— Start of Extracted material —

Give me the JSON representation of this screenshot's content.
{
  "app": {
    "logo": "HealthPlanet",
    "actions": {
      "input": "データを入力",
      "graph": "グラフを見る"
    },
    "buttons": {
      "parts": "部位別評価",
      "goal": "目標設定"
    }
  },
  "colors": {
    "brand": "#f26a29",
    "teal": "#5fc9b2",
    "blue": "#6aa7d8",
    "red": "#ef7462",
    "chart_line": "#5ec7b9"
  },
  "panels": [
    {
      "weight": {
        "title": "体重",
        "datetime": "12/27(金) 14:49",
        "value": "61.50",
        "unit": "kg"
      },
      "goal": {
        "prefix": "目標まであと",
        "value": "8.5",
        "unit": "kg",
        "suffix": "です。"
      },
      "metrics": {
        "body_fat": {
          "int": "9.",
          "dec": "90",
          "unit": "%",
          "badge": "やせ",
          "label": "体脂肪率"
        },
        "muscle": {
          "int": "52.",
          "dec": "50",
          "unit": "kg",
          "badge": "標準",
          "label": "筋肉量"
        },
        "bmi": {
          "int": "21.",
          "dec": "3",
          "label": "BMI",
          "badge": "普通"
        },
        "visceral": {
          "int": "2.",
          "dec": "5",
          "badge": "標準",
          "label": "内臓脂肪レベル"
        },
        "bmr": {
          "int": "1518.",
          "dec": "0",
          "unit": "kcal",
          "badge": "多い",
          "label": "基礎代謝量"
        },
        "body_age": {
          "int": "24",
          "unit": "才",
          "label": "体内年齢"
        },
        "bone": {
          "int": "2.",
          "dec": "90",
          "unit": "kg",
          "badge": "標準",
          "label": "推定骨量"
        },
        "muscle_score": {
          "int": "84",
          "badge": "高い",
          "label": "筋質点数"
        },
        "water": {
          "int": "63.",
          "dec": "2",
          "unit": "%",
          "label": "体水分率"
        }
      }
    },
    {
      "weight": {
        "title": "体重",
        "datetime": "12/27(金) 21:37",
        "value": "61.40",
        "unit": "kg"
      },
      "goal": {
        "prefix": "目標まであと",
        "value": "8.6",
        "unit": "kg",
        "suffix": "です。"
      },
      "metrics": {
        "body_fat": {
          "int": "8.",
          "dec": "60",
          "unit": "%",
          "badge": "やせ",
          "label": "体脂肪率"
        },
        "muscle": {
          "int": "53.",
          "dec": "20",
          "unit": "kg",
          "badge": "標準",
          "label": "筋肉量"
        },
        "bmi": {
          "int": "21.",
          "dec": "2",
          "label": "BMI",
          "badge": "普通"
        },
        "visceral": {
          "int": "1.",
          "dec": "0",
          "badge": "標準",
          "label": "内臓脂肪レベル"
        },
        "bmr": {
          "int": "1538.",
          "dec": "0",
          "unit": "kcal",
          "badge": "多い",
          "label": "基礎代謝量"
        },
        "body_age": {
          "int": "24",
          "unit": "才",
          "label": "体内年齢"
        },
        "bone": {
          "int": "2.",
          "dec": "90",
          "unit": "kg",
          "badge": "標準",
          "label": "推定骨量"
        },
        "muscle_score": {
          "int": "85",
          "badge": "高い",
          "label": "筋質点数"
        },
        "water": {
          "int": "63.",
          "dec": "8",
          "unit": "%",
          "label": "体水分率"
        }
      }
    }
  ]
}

— End of Extracted material —

### Problem requirements
Above are some records; repeat all of them exactly.

### Task output
Give me the JSON representation of this screenshot's content.
{
  "app": {
    "logo": "HealthPlanet",
    "actions": {
      "input": "データを入力",
      "graph": "グラフを見る"
    },
    "buttons": {
      "parts": "部位別評価",
      "goal": "目標設定"
    }
  },
  "colors": {
    "brand": "#f26a29",
    "teal": "#5fc9b2",
    "blue": "#6aa7d8",
    "red": "#ef7462",
    "chart_line": "#5ec7b9"
  },
  "panels": [
    {
      "weight": {
        "title": "体重",
        "datetime": "12/27(金) 14:49",
        "value": "61.50",
        "unit": "kg"
      },
      "goal": {
        "prefix": "目標まであと",
        "value": "8.5",
        "unit": "kg",
        "suffix": "です。"
      },
      "metrics": {
        "body_fat": {
          "int": "9.",
          "dec": "90",
          "unit": "%",
          "badge": "やせ",
          "label": "体脂肪率"
        },
        "muscle": {
          "int": "52.",
          "dec": "50",
          "unit": "kg",
          "badge": "標準",
          "label": "筋肉量"
        },
        "bmi": {
          "int": "21.",
          "dec": "3",
          "label": "BMI",
          "badge": "普通"
        },
        "visceral": {
          "int": "2.",
          "dec": "5",
          "badge": "標準",
          "label": "内臓脂肪レベル"
        },
        "bmr": {
          "int": "1518.",
          "dec": "0",
          "unit": "kcal",
          "badge": "多い",
          "label": "基礎代謝量"
        },
        "body_age": {
          "int": "24",
          "unit": "才",
          "label": "体内年齢"
        },
        "bone": {
          "int": "2.",
          "dec": "90",
          "unit": "kg",
          "badge": "標準",
          "label": "推定骨量"
        },
        "muscle_score": {
          "int": "84",
          "badge": "高い",
          "label": "筋質点数"
        },
        "water": {
          "int": "63.",
          "dec": "2",
          "unit": "%",
          "label": "体水分率"
        }
      }
    },
    {
      "weight": {
        "title": "体重",
        "datetime": "12/27(金) 21:37",
        "value": "61.40",
        "unit": "kg"
      },
      "goal": {
        "prefix": "目標まであと",
        "value": "8.6",
        "unit": "kg",
        "suffix": "です。"
      },
      "metrics": {
        "body_fat": {
          "int": "8.",
          "dec": "60",
          "unit": "%",
          "badge": "やせ",
          "label": "体脂肪率"
        },
        "muscle": {
          "int": "53.",
          "dec": "20",
          "unit": "kg",
          "badge": "標準",
          "label": "筋肉量"
        },
        "bmi": {
          "int": "21.",
          "dec": "2",
          "label": "BMI",
          "badge": "普通"
        },
        "visceral": {
          "int": "1.",
          "dec": "0",
          "badge": "標準",
          "label": "内臓脂肪レベル"
        },
        "bmr": {
          "int": "1538.",
          "dec": "0",
          "unit": "kcal",
          "badge": "多い",
          "label": "基礎代謝量"
        },
        "body_age": {
          "int": "24",
          "unit": "才",
          "label": "体内年齢"
        },
        "bone": {
          "int": "2.",
          "dec": "90",
          "unit": "kg",
          "badge": "標準",
          "label": "推定骨量"
        },
        "muscle_score": {
          "int": "85",
          "badge": "高い",
          "label": "筋質点数"
        },
        "water": {
          "int": "63.",
          "dec": "8",
          "unit": "%",
          "label": "体水分率"
        }
      }
    }
  ]
}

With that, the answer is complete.